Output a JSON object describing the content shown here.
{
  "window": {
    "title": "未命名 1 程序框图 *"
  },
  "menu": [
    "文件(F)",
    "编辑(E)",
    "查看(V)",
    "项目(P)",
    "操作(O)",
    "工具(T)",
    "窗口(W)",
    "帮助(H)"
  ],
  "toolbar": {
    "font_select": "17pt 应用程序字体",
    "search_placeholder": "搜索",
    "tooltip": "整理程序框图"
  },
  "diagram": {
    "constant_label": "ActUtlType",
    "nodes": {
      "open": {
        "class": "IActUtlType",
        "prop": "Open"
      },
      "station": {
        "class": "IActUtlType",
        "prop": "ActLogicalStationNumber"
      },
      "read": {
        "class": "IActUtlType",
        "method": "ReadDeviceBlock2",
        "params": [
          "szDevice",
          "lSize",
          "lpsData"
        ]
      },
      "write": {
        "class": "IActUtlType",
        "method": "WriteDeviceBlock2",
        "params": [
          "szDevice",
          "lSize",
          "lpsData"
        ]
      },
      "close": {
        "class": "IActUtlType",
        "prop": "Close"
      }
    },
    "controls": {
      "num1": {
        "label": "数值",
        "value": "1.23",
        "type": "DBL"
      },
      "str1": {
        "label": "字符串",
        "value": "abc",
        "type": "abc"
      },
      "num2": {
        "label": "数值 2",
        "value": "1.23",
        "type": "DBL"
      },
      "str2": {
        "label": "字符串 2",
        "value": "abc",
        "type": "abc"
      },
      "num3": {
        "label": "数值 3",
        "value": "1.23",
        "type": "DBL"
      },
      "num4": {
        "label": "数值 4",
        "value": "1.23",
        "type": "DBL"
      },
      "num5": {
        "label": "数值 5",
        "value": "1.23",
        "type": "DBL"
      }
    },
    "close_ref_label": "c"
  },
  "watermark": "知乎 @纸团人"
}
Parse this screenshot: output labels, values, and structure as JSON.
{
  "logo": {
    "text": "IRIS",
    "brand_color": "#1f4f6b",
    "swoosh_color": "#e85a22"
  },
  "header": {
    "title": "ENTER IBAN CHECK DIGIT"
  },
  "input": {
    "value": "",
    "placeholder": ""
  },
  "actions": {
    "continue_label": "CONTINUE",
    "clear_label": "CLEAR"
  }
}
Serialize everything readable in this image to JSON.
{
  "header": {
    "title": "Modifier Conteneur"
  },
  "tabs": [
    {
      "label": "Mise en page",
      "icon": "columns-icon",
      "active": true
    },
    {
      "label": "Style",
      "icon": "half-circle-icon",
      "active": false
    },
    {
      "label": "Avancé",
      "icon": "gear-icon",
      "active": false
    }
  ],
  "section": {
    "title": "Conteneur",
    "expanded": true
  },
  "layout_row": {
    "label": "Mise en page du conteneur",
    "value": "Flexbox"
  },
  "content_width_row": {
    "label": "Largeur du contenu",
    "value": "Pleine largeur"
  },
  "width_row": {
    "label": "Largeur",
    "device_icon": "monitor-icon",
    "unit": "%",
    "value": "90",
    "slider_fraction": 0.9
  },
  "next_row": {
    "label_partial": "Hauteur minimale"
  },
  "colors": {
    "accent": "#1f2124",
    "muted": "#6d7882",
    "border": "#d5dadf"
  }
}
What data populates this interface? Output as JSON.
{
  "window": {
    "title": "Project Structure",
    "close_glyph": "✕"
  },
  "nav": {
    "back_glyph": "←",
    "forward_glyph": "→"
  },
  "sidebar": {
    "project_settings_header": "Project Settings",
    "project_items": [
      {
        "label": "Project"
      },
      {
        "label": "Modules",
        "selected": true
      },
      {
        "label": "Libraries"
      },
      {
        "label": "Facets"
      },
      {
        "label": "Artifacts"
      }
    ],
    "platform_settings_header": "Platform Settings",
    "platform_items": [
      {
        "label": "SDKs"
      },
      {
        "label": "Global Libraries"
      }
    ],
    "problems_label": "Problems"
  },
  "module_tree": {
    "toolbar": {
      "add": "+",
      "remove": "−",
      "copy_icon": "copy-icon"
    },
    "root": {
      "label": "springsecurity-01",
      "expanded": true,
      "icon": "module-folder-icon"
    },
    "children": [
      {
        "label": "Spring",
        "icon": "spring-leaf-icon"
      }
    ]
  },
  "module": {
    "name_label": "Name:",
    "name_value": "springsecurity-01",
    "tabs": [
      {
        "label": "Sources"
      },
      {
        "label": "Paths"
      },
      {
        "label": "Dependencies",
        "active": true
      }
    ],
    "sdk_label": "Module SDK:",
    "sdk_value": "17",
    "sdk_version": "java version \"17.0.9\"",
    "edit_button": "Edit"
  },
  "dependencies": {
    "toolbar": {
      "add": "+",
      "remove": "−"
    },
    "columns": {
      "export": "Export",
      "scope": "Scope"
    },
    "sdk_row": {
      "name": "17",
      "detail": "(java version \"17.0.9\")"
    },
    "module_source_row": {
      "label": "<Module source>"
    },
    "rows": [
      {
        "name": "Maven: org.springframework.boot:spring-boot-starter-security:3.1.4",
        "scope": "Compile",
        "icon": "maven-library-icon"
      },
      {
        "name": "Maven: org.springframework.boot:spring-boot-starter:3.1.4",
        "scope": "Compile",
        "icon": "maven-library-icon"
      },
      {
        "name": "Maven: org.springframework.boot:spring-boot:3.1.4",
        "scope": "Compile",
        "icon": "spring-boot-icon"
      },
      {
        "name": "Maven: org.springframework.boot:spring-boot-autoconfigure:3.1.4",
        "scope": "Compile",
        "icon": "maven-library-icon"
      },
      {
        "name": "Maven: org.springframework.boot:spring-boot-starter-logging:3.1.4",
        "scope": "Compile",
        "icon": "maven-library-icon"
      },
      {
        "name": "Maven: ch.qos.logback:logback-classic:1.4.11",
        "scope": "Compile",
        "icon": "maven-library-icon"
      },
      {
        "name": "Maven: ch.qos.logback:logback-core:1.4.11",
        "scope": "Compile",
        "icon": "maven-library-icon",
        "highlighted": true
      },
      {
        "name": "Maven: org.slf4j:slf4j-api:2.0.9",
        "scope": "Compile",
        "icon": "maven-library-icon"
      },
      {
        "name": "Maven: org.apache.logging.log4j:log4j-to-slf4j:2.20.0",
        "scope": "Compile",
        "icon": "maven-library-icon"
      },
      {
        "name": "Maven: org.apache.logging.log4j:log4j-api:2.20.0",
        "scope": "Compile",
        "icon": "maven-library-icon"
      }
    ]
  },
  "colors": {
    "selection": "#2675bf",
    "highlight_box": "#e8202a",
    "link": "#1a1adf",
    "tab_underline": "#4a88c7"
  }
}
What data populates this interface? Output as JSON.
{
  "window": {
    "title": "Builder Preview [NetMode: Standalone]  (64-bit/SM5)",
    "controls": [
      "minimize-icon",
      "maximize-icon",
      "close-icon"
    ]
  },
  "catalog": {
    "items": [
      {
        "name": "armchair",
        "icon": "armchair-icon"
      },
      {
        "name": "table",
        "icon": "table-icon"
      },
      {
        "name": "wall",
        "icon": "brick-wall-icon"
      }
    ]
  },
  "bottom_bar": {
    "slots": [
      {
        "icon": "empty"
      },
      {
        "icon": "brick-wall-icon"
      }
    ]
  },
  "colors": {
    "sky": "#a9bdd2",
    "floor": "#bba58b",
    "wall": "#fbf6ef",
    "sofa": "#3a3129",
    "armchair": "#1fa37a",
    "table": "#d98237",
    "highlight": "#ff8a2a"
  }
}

Goal
Quote all of the entries exactly as they appear.

Task response
Output a JSON object describing the content shown here.
{
  "window": {
    "title": "未命名 1 程序框图 *"
  },
  "menu": [
    "文件(F)",
    "编辑(E)",
    "查看(V)",
    "项目(P)",
    "操作(O)",
    "工具(T)",
    "窗口(W)",
    "帮助(H)"
  ],
  "toolbar": {
    "font_select": "17pt 应用程序字体",
    "search_placeholder": "搜索",
    "tooltip": "整理程序框图"
  },
  "diagram": {
    "constant_label": "ActUtlType",
    "nodes": {
      "open": {
        "class": "IActUtlType",
        "prop": "Open"
      },
      "station": {
        "class": "IActUtlType",
        "prop": "ActLogicalStationNumber"
      },
      "read": {
        "class": "IActUtlType",
        "method": "ReadDeviceBlock2",
        "params": [
          "szDevice",
          "lSize",
          "lpsData"
        ]
      },
      "write": {
        "class": "IActUtlType",
        "method": "WriteDeviceBlock2",
        "params": [
          "szDevice",
          "lSize",
          "lpsData"
        ]
      },
      "close": {
        "class": "IActUtlType",
        "prop": "Close"
      }
    },
    "controls": {
      "num1": {
        "label": "数值",
        "value": "1.23",
        "type": "DBL"
      },
      "str1": {
        "label": "字符串",
        "value": "abc",
        "type": "abc"
      },
      "num2": {
        "label": "数值 2",
        "value": "1.23",
        "type": "DBL"
      },
      "str2": {
        "label": "字符串 2",
        "value": "abc",
        "type": "abc"
      },
      "num3": {
        "label": "数值 3",
        "value": "1.23",
        "type": "DBL"
      },
      "num4": {
        "label": "数值 4",
        "value": "1.23",
        "type": "DBL"
      },
      "num5": {
        "label": "数值 5",
        "value": "1.23",
        "type": "DBL"
      }
    },
    "close_ref_label": "c"
  },
  "watermark": "知乎 @纸团人"
}
Parse this screenshot: output labels, values, and structure as JSON.
{
  "logo": {
    "text": "IRIS",
    "brand_color": "#1f4f6b",
    "swoosh_color": "#e85a22"
  },
  "header": {
    "title": "ENTER IBAN CHECK DIGIT"
  },
  "input": {
    "value": "",
    "placeholder": ""
  },
  "actions": {
    "continue_label": "CONTINUE",
    "clear_label": "CLEAR"
  }
}
Serialize everything readable in this image to JSON.
{
  "header": {
    "title": "Modifier Conteneur"
  },
  "tabs": [
    {
      "label": "Mise en page",
      "icon": "columns-icon",
      "active": true
    },
    {
      "label": "Style",
      "icon": "half-circle-icon",
      "active": false
    },
    {
      "label": "Avancé",
      "icon": "gear-icon",
      "active": false
    }
  ],
  "section": {
    "title": "Conteneur",
    "expanded": true
  },
  "layout_row": {
    "label": "Mise en page du conteneur",
    "value": "Flexbox"
  },
  "content_width_row": {
    "label": "Largeur du contenu",
    "value": "Pleine largeur"
  },
  "width_row": {
    "label": "Largeur",
    "device_icon": "monitor-icon",
    "unit": "%",
    "value": "90",
    "slider_fraction": 0.9
  },
  "next_row": {
    "label_partial": "Hauteur minimale"
  },
  "colors": {
    "accent": "#1f2124",
    "muted": "#6d7882",
    "border": "#d5dadf"
  }
}
What data populates this interface? Output as JSON.
{
  "window": {
    "title": "Project Structure",
    "close_glyph": "✕"
  },
  "nav": {
    "back_glyph": "←",
    "forward_glyph": "→"
  },
  "sidebar": {
    "project_settings_header": "Project Settings",
    "project_items": [
      {
        "label": "Project"
      },
      {
        "label": "Modules",
        "selected": true
      },
      {
        "label": "Libraries"
      },
      {
        "label": "Facets"
      },
      {
        "label": "Artifacts"
      }
    ],
    "platform_settings_header": "Platform Settings",
    "platform_items": [
      {
        "label": "SDKs"
      },
      {
        "label": "Global Libraries"
      }
    ],
    "problems_label": "Problems"
  },
  "module_tree": {
    "toolbar": {
      "add": "+",
      "remove": "−",
      "copy_icon": "copy-icon"
    },
    "root": {
      "label": "springsecurity-01",
      "expanded": true,
      "icon": "module-folder-icon"
    },
    "children": [
      {
        "label": "Spring",
        "icon": "spring-leaf-icon"
      }
    ]
  },
  "module": {
    "name_label": "Name:",
    "name_value": "springsecurity-01",
    "tabs": [
      {
        "label": "Sources"
      },
      {
        "label": "Paths"
      },
      {
        "label": "Dependencies",
        "active": true
      }
    ],
    "sdk_label": "Module SDK:",
    "sdk_value": "17",
    "sdk_version": "java version \"17.0.9\"",
    "edit_button": "Edit"
  },
  "dependencies": {
    "toolbar": {
      "add": "+",
      "remove": "−"
    },
    "columns": {
      "export": "Export",
      "scope": "Scope"
    },
    "sdk_row": {
      "name": "17",
      "detail": "(java version \"17.0.9\")"
    },
    "module_source_row": {
      "label": "<Module source>"
    },
    "rows": [
      {
        "name": "Maven: org.springframework.boot:spring-boot-starter-security:3.1.4",
        "scope": "Compile",
        "icon": "maven-library-icon"
      },
      {
        "name": "Maven: org.springframework.boot:spring-boot-starter:3.1.4",
        "scope": "Compile",
        "icon": "maven-library-icon"
      },
      {
        "name": "Maven: org.springframework.boot:spring-boot:3.1.4",
        "scope": "Compile",
        "icon": "spring-boot-icon"
      },
      {
        "name": "Maven: org.springframework.boot:spring-boot-autoconfigure:3.1.4",
        "scope": "Compile",
        "icon": "maven-library-icon"
      },
      {
        "name": "Maven: org.springframework.boot:spring-boot-starter-logging:3.1.4",
        "scope": "Compile",
        "icon": "maven-library-icon"
      },
      {
        "name": "Maven: ch.qos.logback:logback-classic:1.4.11",
        "scope": "Compile",
        "icon": "maven-library-icon"
      },
      {
        "name": "Maven: ch.qos.logback:logback-core:1.4.11",
        "scope": "Compile",
        "icon": "maven-library-icon",
        "highlighted": true
      },
      {
        "name": "Maven: org.slf4j:slf4j-api:2.0.9",
        "scope": "Compile",
        "icon": "maven-library-icon"
      },
      {
        "name": "Maven: org.apache.logging.log4j:log4j-to-slf4j:2.20.0",
        "scope": "Compile",
        "icon": "maven-library-icon"
      },
      {
        "name": "Maven: org.apache.logging.log4j:log4j-api:2.20.0",
        "scope": "Compile",
        "icon": "maven-library-icon"
      }
    ]
  },
  "colors": {
    "selection": "#2675bf",
    "highlight_box": "#e8202a",
    "link": "#1a1adf",
    "tab_underline": "#4a88c7"
  }
}
What data populates this interface? Output as JSON.
{
  "window": {
    "title": "Builder Preview [NetMode: Standalone]  (64-bit/SM5)",
    "controls": [
      "minimize-icon",
      "maximize-icon",
      "close-icon"
    ]
  },
  "catalog": {
    "items": [
      {
        "name": "armchair",
        "icon": "armchair-icon"
      },
      {
        "name": "table",
        "icon": "table-icon"
      },
      {
        "name": "wall",
        "icon": "brick-wall-icon"
      }
    ]
  },
  "bottom_bar": {
    "slots": [
      {
        "icon": "empty"
      },
      {
        "icon": "brick-wall-icon"
      }
    ]
  },
  "colors": {
    "sky": "#a9bdd2",
    "floor": "#bba58b",
    "wall": "#fbf6ef",
    "sofa": "#3a3129",
    "armchair": "#1fa37a",
    "table": "#d98237",
    "highlight": "#ff8a2a"
  }
}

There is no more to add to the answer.